--- start of Exercise material ---
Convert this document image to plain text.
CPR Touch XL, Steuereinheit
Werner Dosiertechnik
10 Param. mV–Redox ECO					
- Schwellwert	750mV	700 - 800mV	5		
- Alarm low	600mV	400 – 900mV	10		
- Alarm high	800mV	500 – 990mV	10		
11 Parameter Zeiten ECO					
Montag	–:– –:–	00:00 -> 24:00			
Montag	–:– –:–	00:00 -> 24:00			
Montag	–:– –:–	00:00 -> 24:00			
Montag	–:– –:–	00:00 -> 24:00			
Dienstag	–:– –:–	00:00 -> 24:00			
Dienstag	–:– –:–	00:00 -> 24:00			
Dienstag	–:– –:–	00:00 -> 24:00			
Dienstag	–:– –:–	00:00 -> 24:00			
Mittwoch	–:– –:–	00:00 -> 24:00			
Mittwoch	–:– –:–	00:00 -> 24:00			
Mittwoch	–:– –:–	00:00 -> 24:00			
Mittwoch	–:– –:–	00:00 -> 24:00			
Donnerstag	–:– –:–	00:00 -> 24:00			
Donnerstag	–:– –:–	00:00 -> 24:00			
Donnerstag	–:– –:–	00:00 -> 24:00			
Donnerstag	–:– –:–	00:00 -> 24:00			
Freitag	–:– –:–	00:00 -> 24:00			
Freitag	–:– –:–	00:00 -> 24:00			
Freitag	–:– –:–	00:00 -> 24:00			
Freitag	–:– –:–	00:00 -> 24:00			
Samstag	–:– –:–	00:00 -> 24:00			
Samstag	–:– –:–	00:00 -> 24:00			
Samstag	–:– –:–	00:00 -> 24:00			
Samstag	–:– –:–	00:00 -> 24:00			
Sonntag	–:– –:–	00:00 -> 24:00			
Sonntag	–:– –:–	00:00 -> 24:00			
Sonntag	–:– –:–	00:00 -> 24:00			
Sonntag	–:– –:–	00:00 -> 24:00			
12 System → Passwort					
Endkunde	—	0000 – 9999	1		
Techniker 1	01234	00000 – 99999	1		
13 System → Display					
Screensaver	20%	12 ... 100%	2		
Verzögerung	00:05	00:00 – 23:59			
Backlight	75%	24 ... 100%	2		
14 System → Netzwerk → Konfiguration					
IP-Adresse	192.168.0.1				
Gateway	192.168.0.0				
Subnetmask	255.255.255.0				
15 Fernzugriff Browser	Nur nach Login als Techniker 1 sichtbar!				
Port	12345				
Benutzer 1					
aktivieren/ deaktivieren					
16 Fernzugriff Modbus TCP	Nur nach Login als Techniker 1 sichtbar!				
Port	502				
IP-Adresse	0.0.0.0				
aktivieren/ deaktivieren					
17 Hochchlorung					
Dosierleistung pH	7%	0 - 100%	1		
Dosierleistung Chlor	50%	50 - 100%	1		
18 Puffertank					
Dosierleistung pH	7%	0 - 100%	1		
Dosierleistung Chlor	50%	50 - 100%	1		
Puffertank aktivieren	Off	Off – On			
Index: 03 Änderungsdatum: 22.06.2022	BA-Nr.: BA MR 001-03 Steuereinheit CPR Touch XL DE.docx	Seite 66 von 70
--- end of Exercise material ---
_What the task asks_: Find every line in the records above that holds the word "nach", and copy each one.

_Solution to this task_:
15 Fernzugriff Browser	Nur nach Login als Techniker 1 sichtbar!				
16 Fernzugriff Modbus TCP	Nur nach Login als Techniker 1 sichtbar!				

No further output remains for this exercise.